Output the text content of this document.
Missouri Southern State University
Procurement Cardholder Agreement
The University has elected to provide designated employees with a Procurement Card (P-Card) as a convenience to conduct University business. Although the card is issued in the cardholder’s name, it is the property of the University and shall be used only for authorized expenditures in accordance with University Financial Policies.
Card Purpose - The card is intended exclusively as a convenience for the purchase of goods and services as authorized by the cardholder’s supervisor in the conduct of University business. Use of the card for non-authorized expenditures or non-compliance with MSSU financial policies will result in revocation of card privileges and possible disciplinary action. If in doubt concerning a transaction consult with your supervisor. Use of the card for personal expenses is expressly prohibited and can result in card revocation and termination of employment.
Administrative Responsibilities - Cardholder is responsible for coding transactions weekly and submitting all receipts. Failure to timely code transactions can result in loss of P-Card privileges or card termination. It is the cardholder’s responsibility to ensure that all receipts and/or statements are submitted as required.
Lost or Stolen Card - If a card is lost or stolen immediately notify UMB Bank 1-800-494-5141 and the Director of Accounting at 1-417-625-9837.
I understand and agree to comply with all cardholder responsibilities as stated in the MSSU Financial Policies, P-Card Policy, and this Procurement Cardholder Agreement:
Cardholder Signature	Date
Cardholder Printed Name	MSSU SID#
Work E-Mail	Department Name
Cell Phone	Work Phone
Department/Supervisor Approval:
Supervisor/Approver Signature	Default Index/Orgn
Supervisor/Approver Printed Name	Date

_ _ _ _

> _Goal of the exercise_
Each record should come back exactly as written.

> _Written response_
Output the text content of this document.
Missouri Southern State University
Procurement Cardholder Agreement
The University has elected to provide designated employees with a Procurement Card (P-Card) as a convenience to conduct University business. Although the card is issued in the cardholder’s name, it is the property of the University and shall be used only for authorized expenditures in accordance with University Financial Policies.
Card Purpose - The card is intended exclusively as a convenience for the purchase of goods and services as authorized by the cardholder’s supervisor in the conduct of University business. Use of the card for non-authorized expenditures or non-compliance with MSSU financial policies will result in revocation of card privileges and possible disciplinary action. If in doubt concerning a transaction consult with your supervisor. Use of the card for personal expenses is expressly prohibited and can result in card revocation and termination of employment.
Administrative Responsibilities - Cardholder is responsible for coding transactions weekly and submitting all receipts. Failure to timely code transactions can result in loss of P-Card privileges or card termination. It is the cardholder’s responsibility to ensure that all receipts and/or statements are submitted as required.
Lost or Stolen Card - If a card is lost or stolen immediately notify UMB Bank 1-800-494-5141 and the Director of Accounting at 1-417-625-9837.
I understand and agree to comply with all cardholder responsibilities as stated in the MSSU Financial Policies, P-Card Policy, and this Procurement Cardholder Agreement:
Cardholder Signature	Date
Cardholder Printed Name	MSSU SID#
Work E-Mail	Department Name
Cell Phone	Work Phone
Department/Supervisor Approval:
Supervisor/Approver Signature	Default Index/Orgn
Supervisor/Approver Printed Name	Date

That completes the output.